[Extracts from a graphics dataset]
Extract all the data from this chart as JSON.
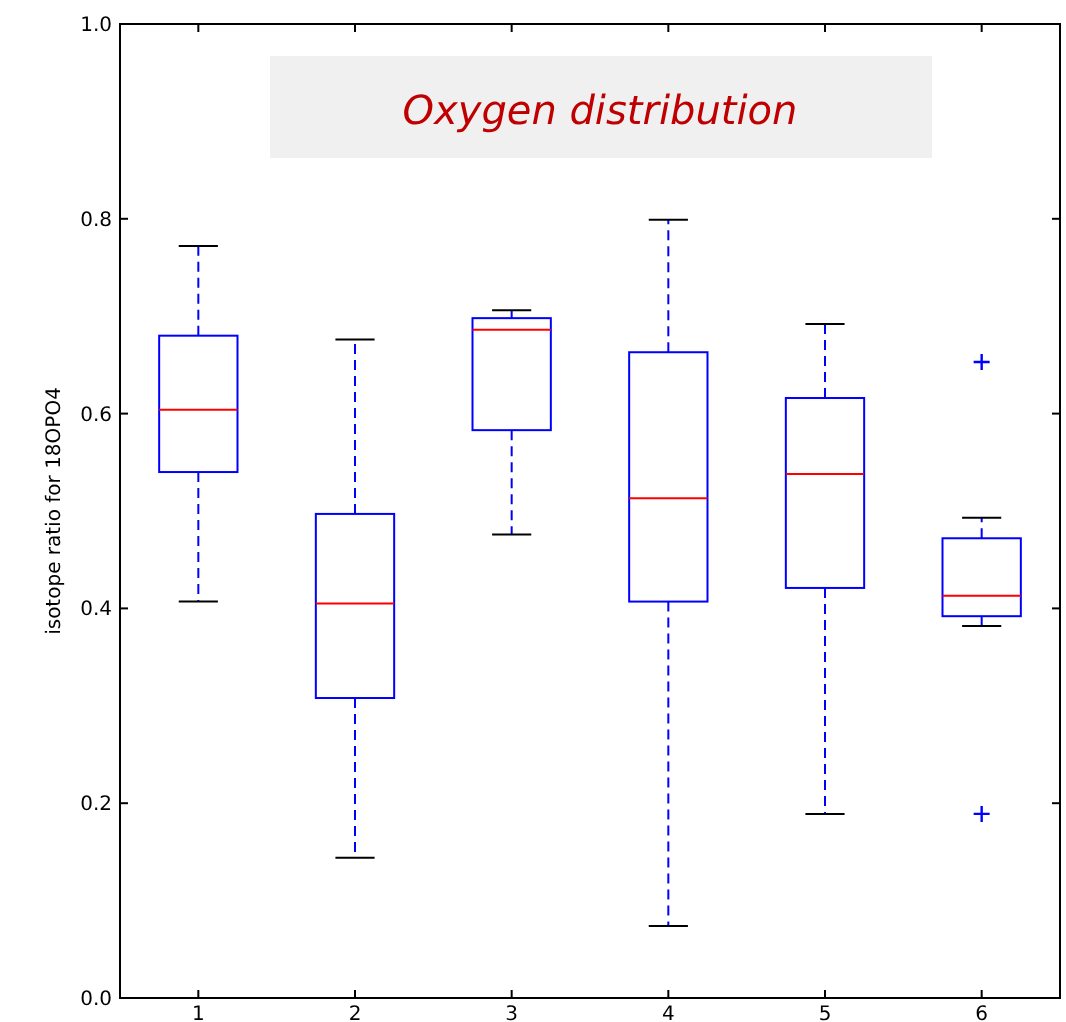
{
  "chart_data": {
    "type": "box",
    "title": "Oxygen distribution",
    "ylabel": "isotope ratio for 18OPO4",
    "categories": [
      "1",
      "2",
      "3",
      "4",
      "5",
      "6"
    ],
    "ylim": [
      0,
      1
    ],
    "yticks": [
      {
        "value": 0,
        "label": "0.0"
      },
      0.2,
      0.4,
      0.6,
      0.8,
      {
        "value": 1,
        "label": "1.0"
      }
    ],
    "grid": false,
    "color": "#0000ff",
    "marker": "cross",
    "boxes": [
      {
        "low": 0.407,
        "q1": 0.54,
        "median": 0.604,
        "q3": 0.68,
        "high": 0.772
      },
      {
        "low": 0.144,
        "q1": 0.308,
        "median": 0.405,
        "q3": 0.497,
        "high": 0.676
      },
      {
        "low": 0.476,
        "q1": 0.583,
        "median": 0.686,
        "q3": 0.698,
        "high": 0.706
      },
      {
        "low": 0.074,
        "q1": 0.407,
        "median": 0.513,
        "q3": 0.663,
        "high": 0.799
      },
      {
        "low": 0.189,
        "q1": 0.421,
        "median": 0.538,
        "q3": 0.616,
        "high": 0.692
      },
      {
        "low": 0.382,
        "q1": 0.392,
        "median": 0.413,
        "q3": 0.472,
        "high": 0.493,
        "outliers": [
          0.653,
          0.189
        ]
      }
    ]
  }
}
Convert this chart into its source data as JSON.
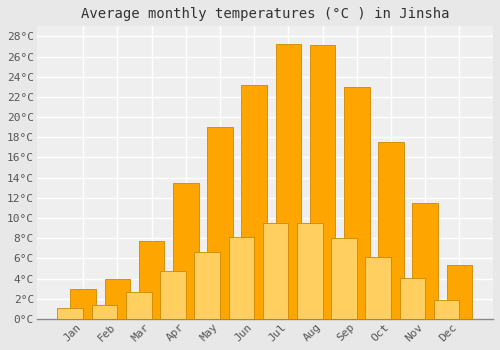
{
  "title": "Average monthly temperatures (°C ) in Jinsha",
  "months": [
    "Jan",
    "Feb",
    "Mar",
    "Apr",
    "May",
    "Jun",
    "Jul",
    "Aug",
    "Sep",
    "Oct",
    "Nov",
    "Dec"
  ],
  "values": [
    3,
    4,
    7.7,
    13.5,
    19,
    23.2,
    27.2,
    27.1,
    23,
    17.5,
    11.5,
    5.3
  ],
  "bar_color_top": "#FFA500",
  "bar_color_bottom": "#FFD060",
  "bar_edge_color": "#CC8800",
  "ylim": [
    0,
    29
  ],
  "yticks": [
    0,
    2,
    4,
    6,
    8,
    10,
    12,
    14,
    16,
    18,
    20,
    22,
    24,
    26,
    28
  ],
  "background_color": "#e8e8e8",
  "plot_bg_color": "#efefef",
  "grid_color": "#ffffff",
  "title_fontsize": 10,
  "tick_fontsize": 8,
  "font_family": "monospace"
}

Task directions: Please transcribe the material above exactly as written. Leave the pictures out.

Task answer:
Extract all the data from this chart as JSON.
{
  "chart_data": {
    "type": "box",
    "title": "Oxygen distribution",
    "ylabel": "isotope ratio for 18OPO4",
    "categories": [
      "1",
      "2",
      "3",
      "4",
      "5",
      "6"
    ],
    "ylim": [
      0,
      1
    ],
    "yticks": [
      {
        "value": 0,
        "label": "0.0"
      },
      0.2,
      0.4,
      0.6,
      0.8,
      {
        "value": 1,
        "label": "1.0"
      }
    ],
    "grid": false,
    "color": "#0000ff",
    "marker": "cross",
    "boxes": [
      {
        "low": 0.407,
        "q1": 0.54,
        "median": 0.604,
        "q3": 0.68,
        "high": 0.772
      },
      {
        "low": 0.144,
        "q1": 0.308,
        "median": 0.405,
        "q3": 0.497,
        "high": 0.676
      },
      {
        "low": 0.476,
        "q1": 0.583,
        "median": 0.686,
        "q3": 0.698,
        "high": 0.706
      },
      {
        "low": 0.074,
        "q1": 0.407,
        "median": 0.513,
        "q3": 0.663,
        "high": 0.799
      },
      {
        "low": 0.189,
        "q1": 0.421,
        "median": 0.538,
        "q3": 0.616,
        "high": 0.692
      },
      {
        "low": 0.382,
        "q1": 0.392,
        "median": 0.413,
        "q3": 0.472,
        "high": 0.493,
        "outliers": [
          0.653,
          0.189
        ]
      }
    ]
  }
}
Convert this chart into its source data as JSON.
{
  "title": "Average monthly temperatures (°C ) in Jinsha",
  "months": [
    "Jan",
    "Feb",
    "Mar",
    "Apr",
    "May",
    "Jun",
    "Jul",
    "Aug",
    "Sep",
    "Oct",
    "Nov",
    "Dec"
  ],
  "values": [
    3,
    4,
    7.7,
    13.5,
    19,
    23.2,
    27.2,
    27.1,
    23,
    17.5,
    11.5,
    5.3
  ],
  "bar_color_top": "#FFA500",
  "bar_color_bottom": "#FFD060",
  "bar_edge_color": "#CC8800",
  "ylim": [
    0,
    29
  ],
  "yticks": [
    0,
    2,
    4,
    6,
    8,
    10,
    12,
    14,
    16,
    18,
    20,
    22,
    24,
    26,
    28
  ],
  "background_color": "#e8e8e8",
  "plot_bg_color": "#efefef",
  "grid_color": "#ffffff",
  "title_fontsize": 10,
  "tick_fontsize": 8,
  "font_family": "monospace"
}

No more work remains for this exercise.